§ **REQUEST**
Scan the records for the word "MASTER". Copy each line that includes it.

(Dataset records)

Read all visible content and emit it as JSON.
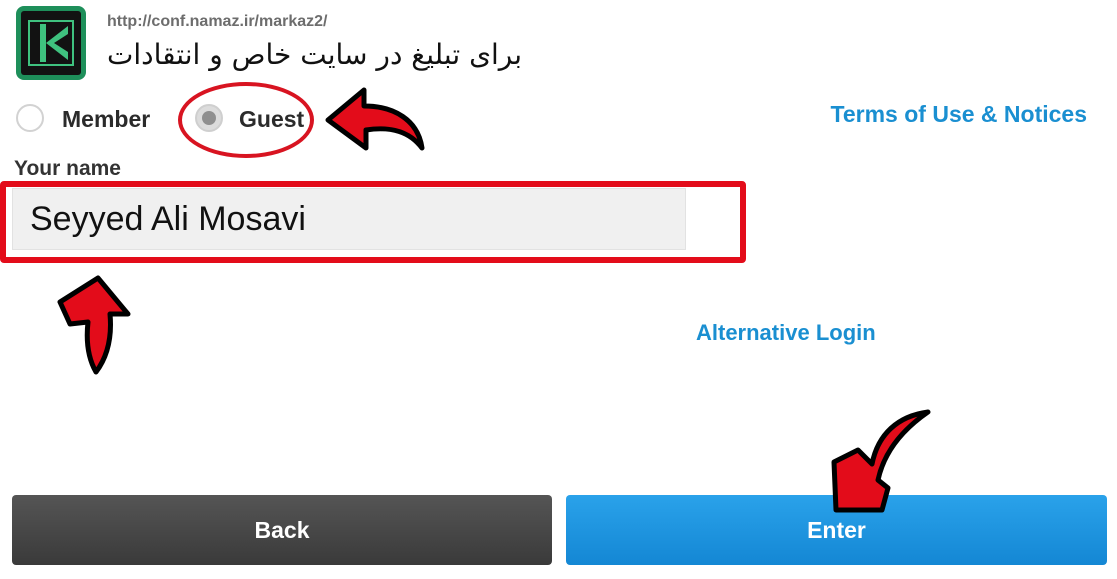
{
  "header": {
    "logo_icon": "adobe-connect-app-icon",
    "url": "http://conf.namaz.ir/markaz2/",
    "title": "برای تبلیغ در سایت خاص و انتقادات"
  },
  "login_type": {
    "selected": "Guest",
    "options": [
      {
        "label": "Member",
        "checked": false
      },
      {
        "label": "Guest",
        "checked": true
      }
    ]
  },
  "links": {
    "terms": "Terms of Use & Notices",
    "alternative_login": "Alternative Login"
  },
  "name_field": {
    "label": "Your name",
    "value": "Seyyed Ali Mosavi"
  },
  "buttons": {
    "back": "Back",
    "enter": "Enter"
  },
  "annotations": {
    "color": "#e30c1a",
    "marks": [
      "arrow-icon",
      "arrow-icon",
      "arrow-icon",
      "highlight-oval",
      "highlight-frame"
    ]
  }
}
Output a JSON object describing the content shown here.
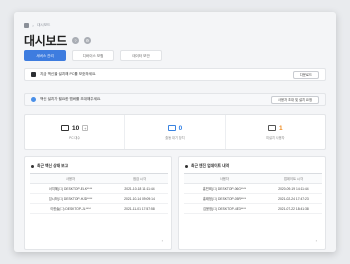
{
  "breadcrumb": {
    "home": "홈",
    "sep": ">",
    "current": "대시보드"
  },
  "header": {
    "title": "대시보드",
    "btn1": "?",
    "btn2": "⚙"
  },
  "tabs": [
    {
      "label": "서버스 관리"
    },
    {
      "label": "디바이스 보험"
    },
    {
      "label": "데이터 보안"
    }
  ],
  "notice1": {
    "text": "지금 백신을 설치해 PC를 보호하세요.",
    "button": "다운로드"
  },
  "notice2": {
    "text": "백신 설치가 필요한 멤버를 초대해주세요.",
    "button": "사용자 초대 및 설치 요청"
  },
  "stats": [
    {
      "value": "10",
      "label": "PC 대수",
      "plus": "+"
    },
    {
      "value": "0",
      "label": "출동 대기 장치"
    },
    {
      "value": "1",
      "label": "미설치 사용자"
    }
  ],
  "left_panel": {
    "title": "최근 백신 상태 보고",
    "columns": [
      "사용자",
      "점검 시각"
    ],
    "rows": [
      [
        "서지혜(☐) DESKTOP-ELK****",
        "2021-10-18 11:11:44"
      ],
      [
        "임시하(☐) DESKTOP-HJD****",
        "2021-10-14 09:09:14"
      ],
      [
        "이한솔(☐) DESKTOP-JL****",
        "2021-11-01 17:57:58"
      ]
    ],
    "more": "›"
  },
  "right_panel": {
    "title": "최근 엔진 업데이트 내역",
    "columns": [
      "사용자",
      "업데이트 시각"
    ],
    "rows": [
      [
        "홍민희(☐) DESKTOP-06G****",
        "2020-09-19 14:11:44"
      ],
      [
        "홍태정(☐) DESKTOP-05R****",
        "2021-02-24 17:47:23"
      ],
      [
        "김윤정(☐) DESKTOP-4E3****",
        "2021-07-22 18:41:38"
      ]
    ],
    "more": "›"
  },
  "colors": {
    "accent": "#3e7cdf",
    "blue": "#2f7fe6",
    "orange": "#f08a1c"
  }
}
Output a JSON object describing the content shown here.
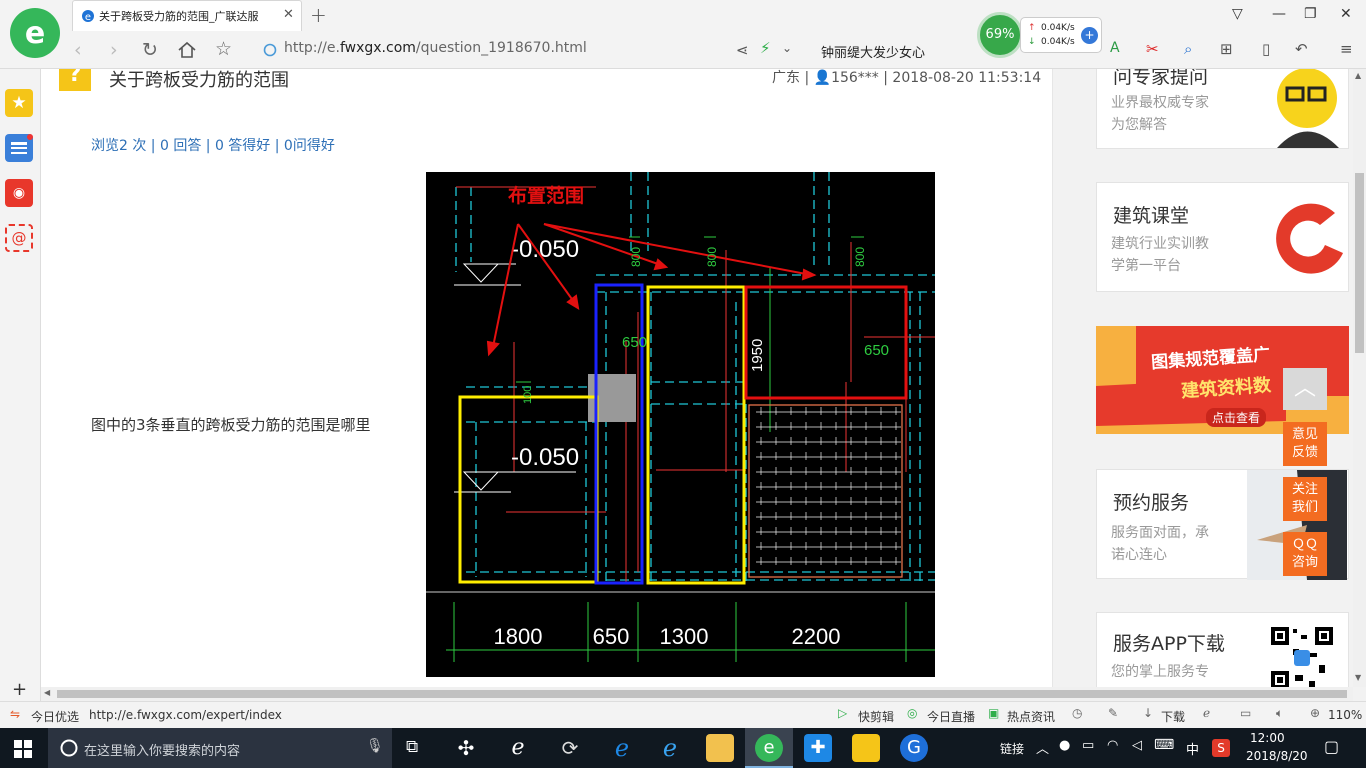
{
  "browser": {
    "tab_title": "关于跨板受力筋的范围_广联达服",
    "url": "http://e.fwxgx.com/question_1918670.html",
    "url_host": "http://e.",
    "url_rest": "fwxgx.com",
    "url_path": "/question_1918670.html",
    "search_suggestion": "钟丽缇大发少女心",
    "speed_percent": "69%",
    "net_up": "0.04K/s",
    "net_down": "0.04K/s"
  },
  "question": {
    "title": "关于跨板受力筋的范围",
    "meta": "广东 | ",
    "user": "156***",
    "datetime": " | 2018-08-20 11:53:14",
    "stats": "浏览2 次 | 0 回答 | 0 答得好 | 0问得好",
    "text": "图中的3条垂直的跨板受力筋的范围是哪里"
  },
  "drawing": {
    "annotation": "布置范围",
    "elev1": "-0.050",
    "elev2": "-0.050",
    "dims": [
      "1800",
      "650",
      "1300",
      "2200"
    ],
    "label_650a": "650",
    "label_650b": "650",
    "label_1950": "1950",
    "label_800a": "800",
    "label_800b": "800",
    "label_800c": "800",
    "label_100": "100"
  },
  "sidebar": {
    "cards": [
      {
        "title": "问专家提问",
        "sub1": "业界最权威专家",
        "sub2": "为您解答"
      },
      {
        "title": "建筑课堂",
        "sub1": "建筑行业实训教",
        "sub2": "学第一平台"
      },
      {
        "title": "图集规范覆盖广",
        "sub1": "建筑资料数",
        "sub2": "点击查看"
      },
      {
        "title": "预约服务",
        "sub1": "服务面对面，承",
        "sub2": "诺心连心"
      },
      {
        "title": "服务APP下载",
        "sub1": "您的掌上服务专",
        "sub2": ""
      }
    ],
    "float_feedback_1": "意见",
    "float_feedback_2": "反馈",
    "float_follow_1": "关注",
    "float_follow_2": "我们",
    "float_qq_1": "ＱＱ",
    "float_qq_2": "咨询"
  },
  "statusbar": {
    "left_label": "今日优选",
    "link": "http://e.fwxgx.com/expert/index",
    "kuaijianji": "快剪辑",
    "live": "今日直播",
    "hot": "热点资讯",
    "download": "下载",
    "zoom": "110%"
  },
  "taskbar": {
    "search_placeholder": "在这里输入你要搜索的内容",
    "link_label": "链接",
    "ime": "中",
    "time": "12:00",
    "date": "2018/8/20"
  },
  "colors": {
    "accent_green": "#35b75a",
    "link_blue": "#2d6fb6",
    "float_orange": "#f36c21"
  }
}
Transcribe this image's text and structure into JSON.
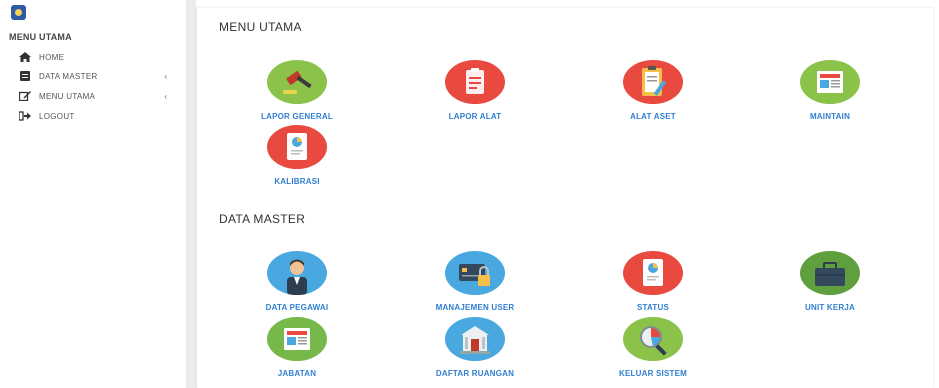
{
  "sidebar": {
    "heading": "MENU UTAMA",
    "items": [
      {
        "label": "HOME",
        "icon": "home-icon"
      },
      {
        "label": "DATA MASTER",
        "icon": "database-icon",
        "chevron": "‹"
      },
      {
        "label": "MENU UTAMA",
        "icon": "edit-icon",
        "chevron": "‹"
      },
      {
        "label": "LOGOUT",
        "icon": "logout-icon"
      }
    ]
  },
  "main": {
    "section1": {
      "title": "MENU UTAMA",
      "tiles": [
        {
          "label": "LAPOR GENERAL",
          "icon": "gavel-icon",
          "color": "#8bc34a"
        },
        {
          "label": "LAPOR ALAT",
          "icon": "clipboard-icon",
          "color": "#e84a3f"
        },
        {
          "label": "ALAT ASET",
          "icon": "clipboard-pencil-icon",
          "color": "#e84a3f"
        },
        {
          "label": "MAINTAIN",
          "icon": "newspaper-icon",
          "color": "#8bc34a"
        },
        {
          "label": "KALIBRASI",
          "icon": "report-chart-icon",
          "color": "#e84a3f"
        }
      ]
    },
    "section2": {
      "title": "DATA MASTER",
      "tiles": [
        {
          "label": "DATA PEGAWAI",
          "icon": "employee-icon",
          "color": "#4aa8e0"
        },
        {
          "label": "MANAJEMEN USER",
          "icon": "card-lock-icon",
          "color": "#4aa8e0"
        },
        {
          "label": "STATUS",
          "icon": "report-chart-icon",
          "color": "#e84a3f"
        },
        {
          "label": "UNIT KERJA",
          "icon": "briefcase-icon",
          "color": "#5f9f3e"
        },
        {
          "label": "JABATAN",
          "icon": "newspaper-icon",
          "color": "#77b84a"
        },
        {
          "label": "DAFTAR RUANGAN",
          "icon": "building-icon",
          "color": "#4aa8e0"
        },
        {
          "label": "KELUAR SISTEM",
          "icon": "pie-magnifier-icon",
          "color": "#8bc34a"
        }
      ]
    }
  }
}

§ **WRITTEN SOLUTION**
        "label": "DATA MASTER",
      "title": "DATA MASTER",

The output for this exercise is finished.